------ RECORDS FOR PROCESSING
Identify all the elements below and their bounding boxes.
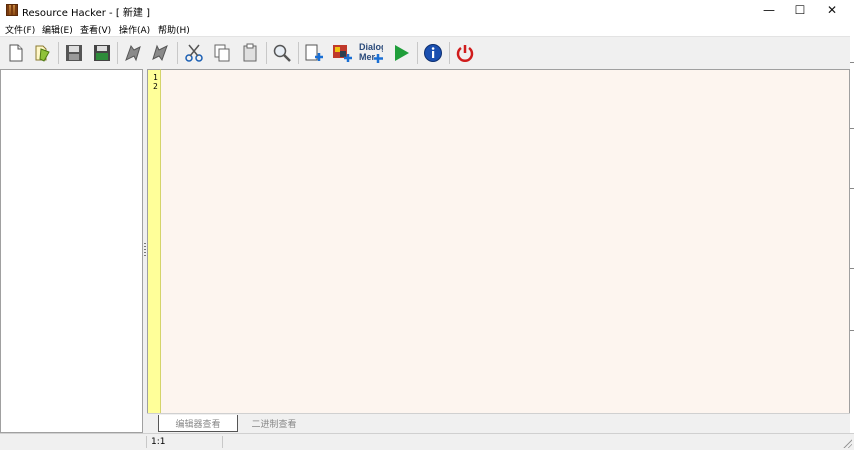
dialog-menu-button[interactable]: Dialog Mer (357, 41, 383, 65)
save-as-button[interactable] (90, 41, 114, 65)
toolbar: Dialog Mer (0, 36, 854, 70)
menu-help[interactable]: 帮助(H) (158, 23, 190, 36)
tab-editor-view[interactable]: 编辑器查看 (158, 415, 238, 432)
add-resource-button[interactable] (302, 41, 326, 65)
save-icon (66, 45, 82, 61)
forward-icon (152, 44, 168, 62)
minimize-button[interactable]: — (752, 0, 786, 20)
add-image-icon (333, 45, 352, 62)
dialog-label-line1: Dialog (359, 42, 383, 52)
dialog-menu-icon: Dialog Mer (359, 42, 383, 63)
add-resource-icon (305, 44, 323, 61)
line-number-gutter: 1 2 (147, 69, 161, 413)
status-cell-empty (0, 436, 147, 448)
add-image-button[interactable] (330, 41, 354, 65)
resource-tree-pane[interactable] (0, 69, 143, 433)
title-bar: Resource Hacker - [ 新建 ] — ☐ ✕ (0, 0, 854, 20)
run-script-icon (395, 45, 409, 61)
search-button[interactable] (270, 41, 294, 65)
search-icon (273, 44, 291, 62)
menu-action[interactable]: 操作(A) (119, 23, 150, 36)
new-file-icon (9, 44, 23, 62)
info-icon (424, 44, 442, 62)
exit-icon (456, 45, 474, 62)
exit-button[interactable] (453, 41, 477, 65)
view-tabs: 编辑器查看 二进制查看 (147, 413, 850, 434)
maximize-icon: ☐ (794, 3, 806, 17)
run-script-button[interactable] (389, 41, 413, 65)
line-number: 1 (153, 73, 158, 82)
window-title: Resource Hacker - [ 新建 ] (22, 8, 151, 19)
status-bar: 1:1 (0, 433, 854, 450)
app-icon (6, 4, 18, 16)
cut-button[interactable] (182, 41, 206, 65)
close-button[interactable]: ✕ (815, 0, 849, 20)
splitter-grip (144, 243, 146, 257)
cut-icon (185, 44, 203, 62)
open-file-button[interactable] (30, 41, 54, 65)
paste-icon (243, 43, 257, 62)
new-file-button[interactable] (4, 41, 28, 65)
paste-button[interactable] (238, 41, 262, 65)
menu-file[interactable]: 文件(F) (5, 23, 35, 36)
back-icon (125, 44, 141, 62)
dialog-label-line2: Mer (359, 52, 376, 62)
menu-view[interactable]: 查看(V) (80, 23, 111, 36)
right-edge (850, 36, 854, 433)
script-editor[interactable] (161, 69, 850, 413)
maximize-button[interactable]: ☐ (783, 0, 817, 20)
menu-bar: 文件(F) 编辑(E) 查看(V) 操作(A) 帮助(H) (0, 20, 854, 36)
line-number: 2 (153, 82, 158, 91)
save-button[interactable] (62, 41, 86, 65)
close-icon: ✕ (826, 3, 838, 17)
cursor-position: 1:1 (147, 436, 223, 448)
minimize-icon: — (763, 3, 775, 17)
save-as-icon (94, 45, 110, 61)
open-file-icon (35, 45, 50, 62)
forward-button[interactable] (148, 41, 172, 65)
back-button[interactable] (121, 41, 145, 65)
tab-binary-view[interactable]: 二进制查看 (239, 415, 309, 431)
copy-button[interactable] (210, 41, 234, 65)
menu-edit[interactable]: 编辑(E) (42, 23, 73, 36)
resize-grip[interactable] (842, 438, 852, 448)
copy-icon (214, 44, 230, 62)
info-button[interactable] (421, 41, 445, 65)
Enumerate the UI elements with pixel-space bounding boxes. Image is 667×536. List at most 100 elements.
------------
* _OBJECTIVE_:
Reproduce all of the data above, replacing every "interactable" with "clickable" and changing nothing else. Omit the pictures from your answer.

* _EXERCISE OUTPUT_:
Identify all the elements below and their bounding boxes.
dialog-menu-button[clickable]: Dialog Mer (357, 41, 383, 65)
save-as-button[clickable] (90, 41, 114, 65)
toolbar: Dialog Mer (0, 36, 854, 70)
menu-help[clickable]: 帮助(H) (158, 23, 190, 36)
tab-editor-view[clickable]: 编辑器查看 (158, 415, 238, 432)
add-resource-button[clickable] (302, 41, 326, 65)
save-icon (66, 45, 82, 61)
forward-icon (152, 44, 168, 62)
minimize-button[clickable]: — (752, 0, 786, 20)
add-image-icon (333, 45, 352, 62)
dialog-label-line1: Dialog (359, 42, 383, 52)
dialog-menu-icon: Dialog Mer (359, 42, 383, 63)
add-resource-icon (305, 44, 323, 61)
line-number-gutter: 1 2 (147, 69, 161, 413)
status-cell-empty (0, 436, 147, 448)
add-image-button[clickable] (330, 41, 354, 65)
resource-tree-pane[clickable] (0, 69, 143, 433)
title-bar: Resource Hacker - [ 新建 ] — ☐ ✕ (0, 0, 854, 20)
run-script-icon (395, 45, 409, 61)
search-button[clickable] (270, 41, 294, 65)
search-icon (273, 44, 291, 62)
menu-action[clickable]: 操作(A) (119, 23, 150, 36)
new-file-icon (9, 44, 23, 62)
info-icon (424, 44, 442, 62)
exit-icon (456, 45, 474, 62)
exit-button[clickable] (453, 41, 477, 65)
view-tabs: 编辑器查看 二进制查看 (147, 413, 850, 434)
maximize-icon: ☐ (794, 3, 806, 17)
run-script-button[clickable] (389, 41, 413, 65)
line-number: 1 (153, 73, 158, 82)
window-title: Resource Hacker - [ 新建 ] (22, 8, 151, 19)
status-bar: 1:1 (0, 433, 854, 450)
app-icon (6, 4, 18, 16)
cut-button[clickable] (182, 41, 206, 65)
close-button[clickable]: ✕ (815, 0, 849, 20)
splitter-grip (144, 243, 146, 257)
cut-icon (185, 44, 203, 62)
open-file-button[clickable] (30, 41, 54, 65)
paste-icon (243, 43, 257, 62)
new-file-button[clickable] (4, 41, 28, 65)
paste-button[clickable] (238, 41, 262, 65)
menu-file[clickable]: 文件(F) (5, 23, 35, 36)
back-icon (125, 44, 141, 62)
dialog-label-line2: Mer (359, 52, 376, 62)
menu-view[clickable]: 查看(V) (80, 23, 111, 36)
right-edge (850, 36, 854, 433)
script-editor[clickable] (161, 69, 850, 413)
maximize-button[clickable]: ☐ (783, 0, 817, 20)
menu-bar: 文件(F) 编辑(E) 查看(V) 操作(A) 帮助(H) (0, 20, 854, 36)
line-number: 2 (153, 82, 158, 91)
save-button[clickable] (62, 41, 86, 65)
close-icon: ✕ (826, 3, 838, 17)
cursor-position: 1:1 (147, 436, 223, 448)
minimize-icon: — (763, 3, 775, 17)
save-as-icon (94, 45, 110, 61)
open-file-icon (35, 45, 50, 62)
forward-button[clickable] (148, 41, 172, 65)
back-button[clickable] (121, 41, 145, 65)
tab-binary-view[clickable]: 二进制查看 (239, 415, 309, 431)
copy-button[clickable] (210, 41, 234, 65)
menu-edit[clickable]: 编辑(E) (42, 23, 73, 36)
resize-grip[clickable] (842, 438, 852, 448)
copy-icon (214, 44, 230, 62)
info-button[clickable] (421, 41, 445, 65)
Enumerate the UI elements with pixel-space bounding boxes. Image is 667×536. List at most 100 elements.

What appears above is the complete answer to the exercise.